* [Provided information]:
* start *
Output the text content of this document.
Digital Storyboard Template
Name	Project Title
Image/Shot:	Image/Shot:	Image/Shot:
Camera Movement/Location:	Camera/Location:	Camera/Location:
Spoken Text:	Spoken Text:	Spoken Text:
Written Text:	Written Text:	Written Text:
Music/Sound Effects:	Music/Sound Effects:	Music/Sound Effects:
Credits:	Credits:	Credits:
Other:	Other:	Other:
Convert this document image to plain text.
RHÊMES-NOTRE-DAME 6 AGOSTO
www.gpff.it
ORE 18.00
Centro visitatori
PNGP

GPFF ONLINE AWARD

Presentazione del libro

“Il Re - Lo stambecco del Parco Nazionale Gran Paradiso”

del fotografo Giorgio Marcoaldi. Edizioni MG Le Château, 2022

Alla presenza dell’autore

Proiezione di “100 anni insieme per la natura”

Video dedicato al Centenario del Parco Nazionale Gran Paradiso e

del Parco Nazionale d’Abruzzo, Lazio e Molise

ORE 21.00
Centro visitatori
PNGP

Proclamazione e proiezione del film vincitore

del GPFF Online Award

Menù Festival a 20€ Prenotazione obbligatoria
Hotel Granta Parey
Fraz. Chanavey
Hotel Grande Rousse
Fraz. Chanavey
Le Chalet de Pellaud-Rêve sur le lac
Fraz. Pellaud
* end *
* [Aim of the task]: Write out all the records above again, exactly as they stand.

* [Complete answer]:
Output the text content of this document.
Digital Storyboard Template
Name	Project Title
Image/Shot:	Image/Shot:	Image/Shot:
Camera Movement/Location:	Camera/Location:	Camera/Location:
Spoken Text:	Spoken Text:	Spoken Text:
Written Text:	Written Text:	Written Text:
Music/Sound Effects:	Music/Sound Effects:	Music/Sound Effects:
Credits:	Credits:	Credits:
Other:	Other:	Other:
Convert this document image to plain text.
RHÊMES-NOTRE-DAME 6 AGOSTO
www.gpff.it
ORE 18.00
Centro visitatori
PNGP

GPFF ONLINE AWARD

Presentazione del libro

“Il Re - Lo stambecco del Parco Nazionale Gran Paradiso”

del fotografo Giorgio Marcoaldi. Edizioni MG Le Château, 2022

Alla presenza dell’autore

Proiezione di “100 anni insieme per la natura”

Video dedicato al Centenario del Parco Nazionale Gran Paradiso e

del Parco Nazionale d’Abruzzo, Lazio e Molise

ORE 21.00
Centro visitatori
PNGP

Proclamazione e proiezione del film vincitore

del GPFF Online Award

Menù Festival a 20€ Prenotazione obbligatoria
Hotel Granta Parey
Fraz. Chanavey
Hotel Grande Rousse
Fraz. Chanavey
Le Chalet de Pellaud-Rêve sur le lac
Fraz. Pellaud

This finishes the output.